### Exercise
The data below should be printed in full, exactly, and without any of its images.

(Source data)
######
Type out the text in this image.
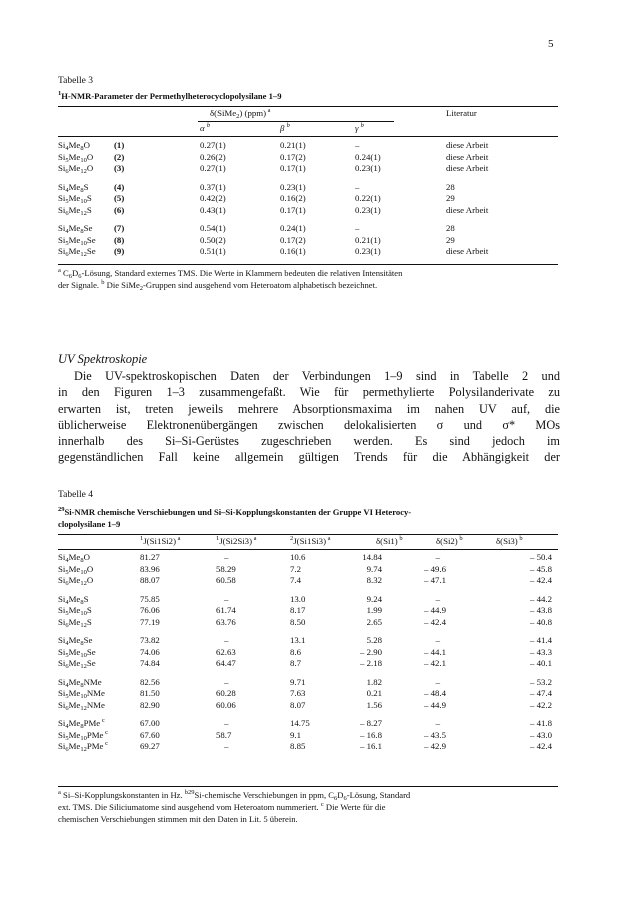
5
Tabelle 3
$^1$H-NMR-Parameter der Permethylheterocyclopolysilane 1–9
δ(SiMe$_2$) (ppm) $^a$	Literatur
α $^b$	β $^b$	γ $^b$
$Si_4Me_8O$	(1)	0.27(1)	0.21(1)	–	diese Arbeit
$Si_5Me_{10}O$ (2)	0.26(2)	0.17(2)	0.24(1)	diese Arbeit
$Si_6Me_{12}O$ (3)	0.27(1)	0.17(1)	0.23(1)	diese Arbeit
$Si_4Me_8S$	(4)	0.37(1)	0.23(1)	–	28
$Si_5Me_{10}S$	(5)	0.42(2)	0.16(2)	0.22(1)	29
$Si_6Me_{12}S$	(6)	0.43(1)	0.17(1)	0.23(1)	diese Arbeit
$Si_4Me_8Se$ (7)	0.54(1)	0.24(1)	–	28
$Si_5Me_{10}Se$ (8)	0.50(2)	0.17(2)	0.21(1)	29
$Si_6Me_{12}Se$ (9)	0.51(1)	0.16(1)	0.23(1)	diese Arbeit
$^a$ $C_6D_6$-Lösung, Standard externes TMS. Die Werte in Klammern bedeuten die relativen Intensitäten
der Signale. $^b$ Die SiMe$_2$-Gruppen sind ausgehend vom Heteroatom alphabetisch bezeichnet.
UV Spektroskopie
Die UV-spektroskopischen Daten der Verbindungen 1–9 sind in Tabelle 2 und
in den Figuren 1–3 zusammengefaßt. Wie für permethylierte Polysilanderivate zu
erwarten ist, treten jeweils mehrere Absorptionsmaxima im nahen UV auf, die
üblicherweise Elektronenübergängen zwischen delokalisierten σ und σ* MOs
innerhalb des Si–Si-Gerüstes zugeschrieben werden. Es sind jedoch im
gegenständlichen Fall keine allgemein gültigen Trends für die Abhängigkeit der
Tabelle 4
$^{29}$Si-NMR chemische Verschiebungen und Si–Si-Kopplungskonstanten der Gruppe VI Heterocy-
clopolysilane 1–9
$^1$J(Si1Si2) $^a$	$^1$J(Si2Si3) $^a$	$^2$J(Si1Si3) $^a$	δ(Si1) $^b$	δ(Si2) $^b$	δ(Si3) $^b$
$Si_4Me_8O$	81.27	–	10.6	14.84	–	– 50.4
$Si_5Me_{10}O$	83.96	58.29	7.2	9.74	– 49.6	– 45.8
$Si_6Me_{12}O$	88.07	60.58	7.4	8.32	– 47.1	– 42.4
$Si_4Me_8S$	75.85	–	13.0	9.24	–	– 44.2
$Si_5Me_{10}S$	76.06	61.74	8.17	1.99	– 44.9	– 43.8
$Si_6Me_{12}S$	77.19	63.76	8.50	2.65	– 42.4	– 40.8
$Si_4Me_8Se$	73.82	–	13.1	5.28	–	– 41.4
$Si_5Me_{10}Se$	74.06	62.63	8.6	– 2.90	– 44.1	– 43.3
$Si_6Me_{12}Se$	74.84	64.47	8.7	– 2.18	– 42.1	– 40.1
$Si_4Me_8NMe$	82.56	–	9.71	1.82	–	– 53.2
$Si_5Me_{10}NMe$	81.50	60.28	7.63	0.21	– 48.4	– 47.4
$Si_6Me_{12}NMe$	82.90	60.06	8.07	1.56	– 44.9	– 42.2
$Si_4Me_8PMe$ $^c$	67.00	–	14.75	– 8.27	–	– 41.8
$Si_5Me_{10}PMe$ $^c$	67.60	58.7	9.1	– 16.8	– 43.5	– 43.0
$Si_6Me_{12}PMe$ $^c$	69.27	–	8.85	– 16.1	– 42.9	– 42.4
$^a$ Si–Si-Kopplungskonstanten in Hz. $^{b29}$Si-chemische Verschiebungen in ppm, $C_6D_6$-Lösung, Standard
ext. TMS. Die Siliciumatome sind ausgehend vom Heteroatom nummeriert. $^c$ Die Werte für die
chemischen Verschiebungen stimmen mit den Daten in Lit. 5 überein.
######
### Output of the task
Type out the text in this image.
5
Tabelle 3
$^1$H-NMR-Parameter der Permethylheterocyclopolysilane 1–9
δ(SiMe$_2$) (ppm) $^a$	Literatur
α $^b$	β $^b$	γ $^b$
$Si_4Me_8O$	(1)	0.27(1)	0.21(1)	–	diese Arbeit
$Si_5Me_{10}O$ (2)	0.26(2)	0.17(2)	0.24(1)	diese Arbeit
$Si_6Me_{12}O$ (3)	0.27(1)	0.17(1)	0.23(1)	diese Arbeit
$Si_4Me_8S$	(4)	0.37(1)	0.23(1)	–	28
$Si_5Me_{10}S$	(5)	0.42(2)	0.16(2)	0.22(1)	29
$Si_6Me_{12}S$	(6)	0.43(1)	0.17(1)	0.23(1)	diese Arbeit
$Si_4Me_8Se$ (7)	0.54(1)	0.24(1)	–	28
$Si_5Me_{10}Se$ (8)	0.50(2)	0.17(2)	0.21(1)	29
$Si_6Me_{12}Se$ (9)	0.51(1)	0.16(1)	0.23(1)	diese Arbeit
$^a$ $C_6D_6$-Lösung, Standard externes TMS. Die Werte in Klammern bedeuten die relativen Intensitäten
der Signale. $^b$ Die SiMe$_2$-Gruppen sind ausgehend vom Heteroatom alphabetisch bezeichnet.
UV Spektroskopie
Die UV-spektroskopischen Daten der Verbindungen 1–9 sind in Tabelle 2 und
in den Figuren 1–3 zusammengefaßt. Wie für permethylierte Polysilanderivate zu
erwarten ist, treten jeweils mehrere Absorptionsmaxima im nahen UV auf, die
üblicherweise Elektronenübergängen zwischen delokalisierten σ und σ* MOs
innerhalb des Si–Si-Gerüstes zugeschrieben werden. Es sind jedoch im
gegenständlichen Fall keine allgemein gültigen Trends für die Abhängigkeit der
Tabelle 4
$^{29}$Si-NMR chemische Verschiebungen und Si–Si-Kopplungskonstanten der Gruppe VI Heterocy-
clopolysilane 1–9
$^1$J(Si1Si2) $^a$	$^1$J(Si2Si3) $^a$	$^2$J(Si1Si3) $^a$	δ(Si1) $^b$	δ(Si2) $^b$	δ(Si3) $^b$
$Si_4Me_8O$	81.27	–	10.6	14.84	–	– 50.4
$Si_5Me_{10}O$	83.96	58.29	7.2	9.74	– 49.6	– 45.8
$Si_6Me_{12}O$	88.07	60.58	7.4	8.32	– 47.1	– 42.4
$Si_4Me_8S$	75.85	–	13.0	9.24	–	– 44.2
$Si_5Me_{10}S$	76.06	61.74	8.17	1.99	– 44.9	– 43.8
$Si_6Me_{12}S$	77.19	63.76	8.50	2.65	– 42.4	– 40.8
$Si_4Me_8Se$	73.82	–	13.1	5.28	–	– 41.4
$Si_5Me_{10}Se$	74.06	62.63	8.6	– 2.90	– 44.1	– 43.3
$Si_6Me_{12}Se$	74.84	64.47	8.7	– 2.18	– 42.1	– 40.1
$Si_4Me_8NMe$	82.56	–	9.71	1.82	–	– 53.2
$Si_5Me_{10}NMe$	81.50	60.28	7.63	0.21	– 48.4	– 47.4
$Si_6Me_{12}NMe$	82.90	60.06	8.07	1.56	– 44.9	– 42.2
$Si_4Me_8PMe$ $^c$	67.00	–	14.75	– 8.27	–	– 41.8
$Si_5Me_{10}PMe$ $^c$	67.60	58.7	9.1	– 16.8	– 43.5	– 43.0
$Si_6Me_{12}PMe$ $^c$	69.27	–	8.85	– 16.1	– 42.9	– 42.4
$^a$ Si–Si-Kopplungskonstanten in Hz. $^{b29}$Si-chemische Verschiebungen in ppm, $C_6D_6$-Lösung, Standard
ext. TMS. Die Siliciumatome sind ausgehend vom Heteroatom nummeriert. $^c$ Die Werte für die
chemischen Verschiebungen stimmen mit den Daten in Lit. 5 überein.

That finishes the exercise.